-- EXERCISE MATERIALS start --

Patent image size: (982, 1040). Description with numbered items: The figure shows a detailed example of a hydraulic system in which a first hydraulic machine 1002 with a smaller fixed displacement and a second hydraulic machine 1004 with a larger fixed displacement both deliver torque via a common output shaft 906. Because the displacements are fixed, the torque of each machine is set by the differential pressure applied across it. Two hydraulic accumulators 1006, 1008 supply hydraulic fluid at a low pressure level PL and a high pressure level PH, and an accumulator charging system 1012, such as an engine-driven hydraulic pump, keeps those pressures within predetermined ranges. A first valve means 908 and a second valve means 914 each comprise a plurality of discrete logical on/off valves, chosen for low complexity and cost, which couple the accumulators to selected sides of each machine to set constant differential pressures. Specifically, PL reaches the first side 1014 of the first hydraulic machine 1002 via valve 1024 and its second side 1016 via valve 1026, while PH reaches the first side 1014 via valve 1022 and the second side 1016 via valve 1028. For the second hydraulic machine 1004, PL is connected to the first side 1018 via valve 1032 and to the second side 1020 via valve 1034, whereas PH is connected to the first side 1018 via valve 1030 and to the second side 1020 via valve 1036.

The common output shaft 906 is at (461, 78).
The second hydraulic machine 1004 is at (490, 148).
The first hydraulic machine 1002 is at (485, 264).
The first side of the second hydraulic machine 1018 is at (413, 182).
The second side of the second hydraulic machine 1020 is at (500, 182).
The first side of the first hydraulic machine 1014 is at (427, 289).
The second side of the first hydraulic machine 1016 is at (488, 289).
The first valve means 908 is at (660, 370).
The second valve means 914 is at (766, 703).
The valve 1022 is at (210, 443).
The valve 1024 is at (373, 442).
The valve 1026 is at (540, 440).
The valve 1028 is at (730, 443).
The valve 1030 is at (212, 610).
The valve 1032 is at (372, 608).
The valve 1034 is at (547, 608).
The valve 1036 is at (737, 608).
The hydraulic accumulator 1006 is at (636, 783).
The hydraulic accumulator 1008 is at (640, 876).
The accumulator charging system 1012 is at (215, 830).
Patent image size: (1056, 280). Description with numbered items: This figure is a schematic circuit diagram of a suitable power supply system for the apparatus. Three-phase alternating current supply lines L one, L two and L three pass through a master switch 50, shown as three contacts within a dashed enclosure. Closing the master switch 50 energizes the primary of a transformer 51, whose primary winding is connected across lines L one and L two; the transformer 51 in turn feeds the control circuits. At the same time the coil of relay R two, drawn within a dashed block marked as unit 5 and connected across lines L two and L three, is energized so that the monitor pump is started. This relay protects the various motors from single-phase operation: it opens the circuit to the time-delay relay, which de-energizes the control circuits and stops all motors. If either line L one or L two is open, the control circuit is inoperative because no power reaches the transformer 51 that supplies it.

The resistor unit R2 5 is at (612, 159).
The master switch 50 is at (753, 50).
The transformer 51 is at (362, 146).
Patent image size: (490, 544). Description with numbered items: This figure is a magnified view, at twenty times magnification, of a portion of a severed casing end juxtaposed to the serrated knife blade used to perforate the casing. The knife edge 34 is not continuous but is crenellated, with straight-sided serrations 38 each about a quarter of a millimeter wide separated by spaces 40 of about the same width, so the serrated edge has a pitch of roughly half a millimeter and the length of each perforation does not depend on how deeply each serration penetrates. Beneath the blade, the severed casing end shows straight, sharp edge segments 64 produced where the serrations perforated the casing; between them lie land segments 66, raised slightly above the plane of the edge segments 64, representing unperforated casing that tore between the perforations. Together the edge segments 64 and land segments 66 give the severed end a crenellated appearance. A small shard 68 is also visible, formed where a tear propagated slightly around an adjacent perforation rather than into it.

-- EXERCISE MATERIALS end --

## DIRECTIVE
Put every line of the items above into a JSON list of strings, one string per line, with blank lines left out.

## FULL RESPONSE
[
  "Patent image size: (982, 1040). Description with numbered items: The figure shows a detailed example of a hydraulic system in which a first hydraulic machine 1002 with a smaller fixed displacement and a second hydraulic machine 1004 with a larger fixed displacement both deliver torque via a common output shaft 906. Because the displacements are fixed, the torque of each machine is set by the differential pressure applied across it. Two hydraulic accumulators 1006, 1008 supply hydraulic fluid at a low pressure level PL and a high pressure level PH, and an accumulator charging system 1012, such as an engine-driven hydraulic pump, keeps those pressures within predetermined ranges. A first valve means 908 and a second valve means 914 each comprise a plurality of discrete logical on/off valves, chosen for low complexity and cost, which couple the accumulators to selected sides of each machine to set constant differential pressures. Specifically, PL reaches the first side 1014 of the first hydraulic machine 1002 via valve 1024 and its second side 1016 via valve 1026, while PH reaches the first side 1014 via valve 1022 and the second side 1016 via valve 1028. For the second hydraulic machine 1004, PL is connected to the first side 1018 via valve 1032 and to the second side 1020 via valve 1034, whereas PH is connected to the first side 1018 via valve 1030 and to the second side 1020 via valve 1036.",
  "The common output shaft 906 is at (461, 78).",
  "The second hydraulic machine 1004 is at (490, 148).",
  "The first hydraulic machine 1002 is at (485, 264).",
  "The first side of the second hydraulic machine 1018 is at (413, 182).",
  "The second side of the second hydraulic machine 1020 is at (500, 182).",
  "The first side of the first hydraulic machine 1014 is at (427, 289).",
  "The second side of the first hydraulic machine 1016 is at (488, 289).",
  "The first valve means 908 is at (660, 370).",
  "The second valve means 914 is at (766, 703).",
  "The valve 1022 is at (210, 443).",
  "The valve 1024 is at (373, 442).",
  "The valve 1026 is at (540, 440).",
  "The valve 1028 is at (730, 443).",
  "The valve 1030 is at (212, 610).",
  "The valve 1032 is at (372, 608).",
  "The valve 1034 is at (547, 608).",
  "The valve 1036 is at (737, 608).",
  "The hydraulic accumulator 1006 is at (636, 783).",
  "The hydraulic accumulator 1008 is at (640, 876).",
  "The accumulator charging system 1012 is at (215, 830).",
  "Patent image size: (1056, 280). Description with numbered items: This figure is a schematic circuit diagram of a suitable power supply system for the apparatus. Three-phase alternating current supply lines L one, L two and L three pass through a master switch 50, shown as three contacts within a dashed enclosure. Closing the master switch 50 energizes the primary of a transformer 51, whose primary winding is connected across lines L one and L two; the transformer 51 in turn feeds the control circuits. At the same time the coil of relay R two, drawn within a dashed block marked as unit 5 and connected across lines L two and L three, is energized so that the monitor pump is started. This relay protects the various motors from single-phase operation: it opens the circuit to the time-delay relay, which de-energizes the control circuits and stops all motors. If either line L one or L two is open, the control circuit is inoperative because no power reaches the transformer 51 that supplies it.",
  "The resistor unit R2 5 is at (612, 159).",
  "The master switch 50 is at (753, 50).",
  "The transformer 51 is at (362, 146).",
  "Patent image size: (490, 544). Description with numbered items: This figure is a magnified view, at twenty times magnification, of a portion of a severed casing end juxtaposed to the serrated knife blade used to perforate the casing. The knife edge 34 is not continuous but is crenellated, with straight-sided serrations 38 each about a quarter of a millimeter wide separated by spaces 40 of about the same width, so the serrated edge has a pitch of roughly half a millimeter and the length of each perforation does not depend on how deeply each serration penetrates. Beneath the blade, the severed casing end shows straight, sharp edge segments 64 produced where the serrations perforated the casing; between them lie land segments 66, raised slightly above the plane of the edge segments 64, representing unperforated casing that tore between the perforations. Together the edge segments 64 and land segments 66 give the severed end a crenellated appearance. A small shard 68 is also visible, formed where a tear propagated slightly around an adjacent perforation rather than into it."
]